EXERCISE:
Could you transcribe every record below exactly as written, leaving out any pictures?
#####
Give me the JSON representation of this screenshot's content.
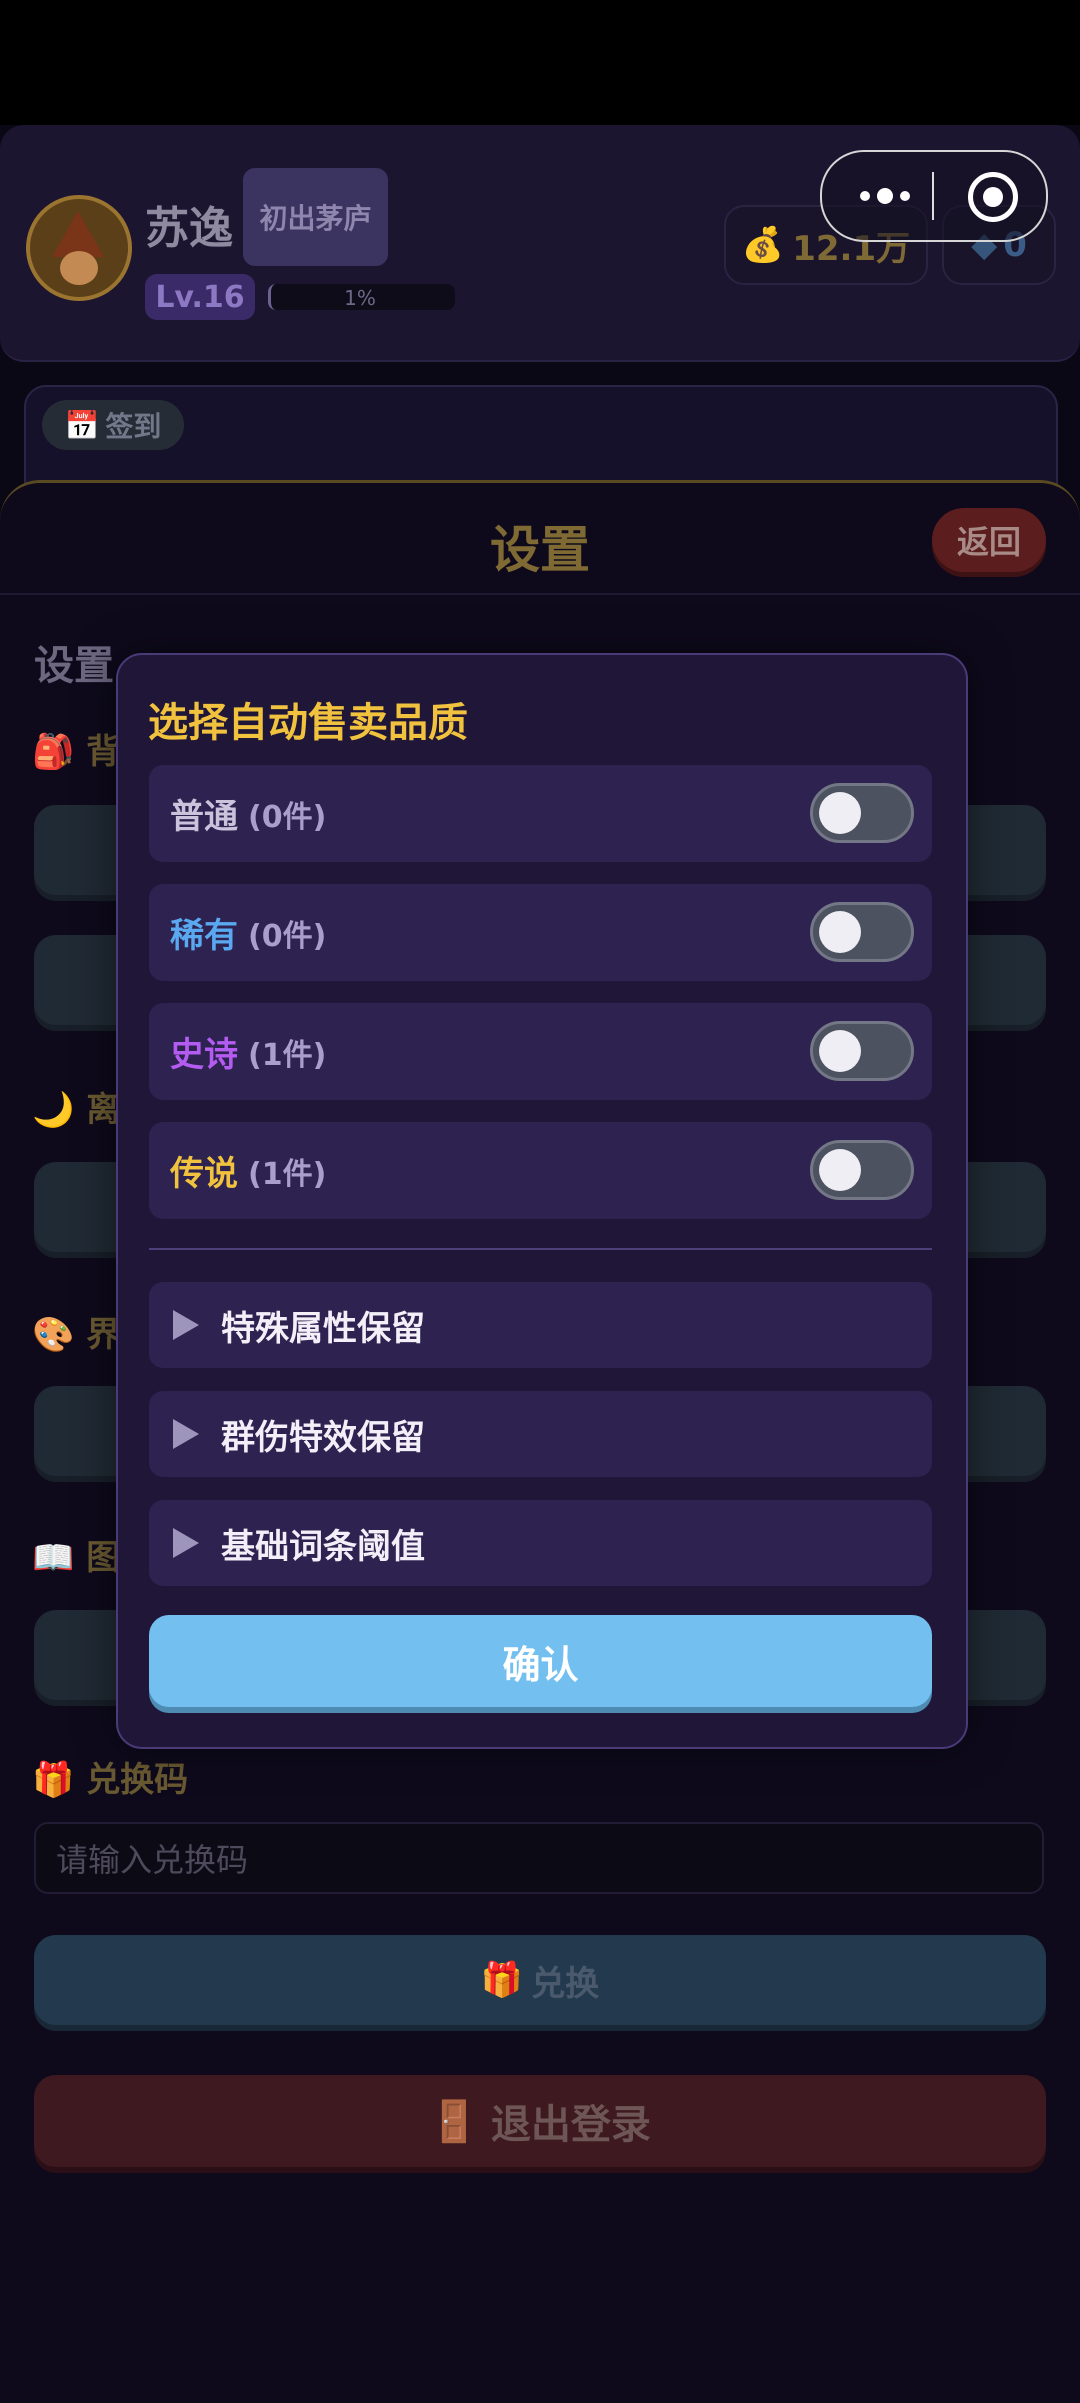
{
  "header": {
    "username": "苏逸",
    "title_badge": "初出茅庐",
    "level": "Lv.16",
    "xp_percent": "1%",
    "gold_amount": "12.1万",
    "gem_amount": "0"
  },
  "checkin": {
    "label": "签到"
  },
  "settings": {
    "sheet_title": "设置",
    "back_label": "返回",
    "section_heading": "设置",
    "sections": [
      {
        "icon": "backpack-icon",
        "label": "背包自动售卖"
      },
      {
        "icon": "moon-icon",
        "label": "离线挂机"
      },
      {
        "icon": "palette-icon",
        "label": "界面"
      },
      {
        "icon": "book-icon",
        "label": "图鉴"
      },
      {
        "icon": "gift-icon",
        "label": "兑换码"
      }
    ],
    "section_visible_fragments": [
      "背包",
      "离",
      "界",
      "图",
      "兑换码"
    ],
    "redeem_placeholder": "请输入兑换码",
    "redeem_button": "兑换",
    "logout_button": "退出登录"
  },
  "modal": {
    "title": "选择自动售卖品质",
    "qualities": [
      {
        "name": "普通",
        "count": "(0件)",
        "color": "#c9c4dc",
        "enabled": false
      },
      {
        "name": "稀有",
        "count": "(0件)",
        "color": "#5aa8f0",
        "enabled": false
      },
      {
        "name": "史诗",
        "count": "(1件)",
        "color": "#b45cf2",
        "enabled": false
      },
      {
        "name": "传说",
        "count": "(1件)",
        "color": "#f0c23e",
        "enabled": false
      }
    ],
    "expanders": [
      {
        "label": "特殊属性保留"
      },
      {
        "label": "群伤特效保留"
      },
      {
        "label": "基础词条阈值"
      }
    ],
    "confirm_label": "确认"
  },
  "colors": {
    "accent_gold": "#f0c23e",
    "confirm_blue": "#73bff0",
    "modal_bg": "#201638"
  }
}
#####
TASK OUTPUT:
Give me the JSON representation of this screenshot's content.
{
  "header": {
    "username": "苏逸",
    "title_badge": "初出茅庐",
    "level": "Lv.16",
    "xp_percent": "1%",
    "gold_amount": "12.1万",
    "gem_amount": "0"
  },
  "checkin": {
    "label": "签到"
  },
  "settings": {
    "sheet_title": "设置",
    "back_label": "返回",
    "section_heading": "设置",
    "sections": [
      {
        "icon": "backpack-icon",
        "label": "背包自动售卖"
      },
      {
        "icon": "moon-icon",
        "label": "离线挂机"
      },
      {
        "icon": "palette-icon",
        "label": "界面"
      },
      {
        "icon": "book-icon",
        "label": "图鉴"
      },
      {
        "icon": "gift-icon",
        "label": "兑换码"
      }
    ],
    "section_visible_fragments": [
      "背包",
      "离",
      "界",
      "图",
      "兑换码"
    ],
    "redeem_placeholder": "请输入兑换码",
    "redeem_button": "兑换",
    "logout_button": "退出登录"
  },
  "modal": {
    "title": "选择自动售卖品质",
    "qualities": [
      {
        "name": "普通",
        "count": "(0件)",
        "color": "#c9c4dc",
        "enabled": false
      },
      {
        "name": "稀有",
        "count": "(0件)",
        "color": "#5aa8f0",
        "enabled": false
      },
      {
        "name": "史诗",
        "count": "(1件)",
        "color": "#b45cf2",
        "enabled": false
      },
      {
        "name": "传说",
        "count": "(1件)",
        "color": "#f0c23e",
        "enabled": false
      }
    ],
    "expanders": [
      {
        "label": "特殊属性保留"
      },
      {
        "label": "群伤特效保留"
      },
      {
        "label": "基础词条阈值"
      }
    ],
    "confirm_label": "确认"
  },
  "colors": {
    "accent_gold": "#f0c23e",
    "confirm_blue": "#73bff0",
    "modal_bg": "#201638"
  }
}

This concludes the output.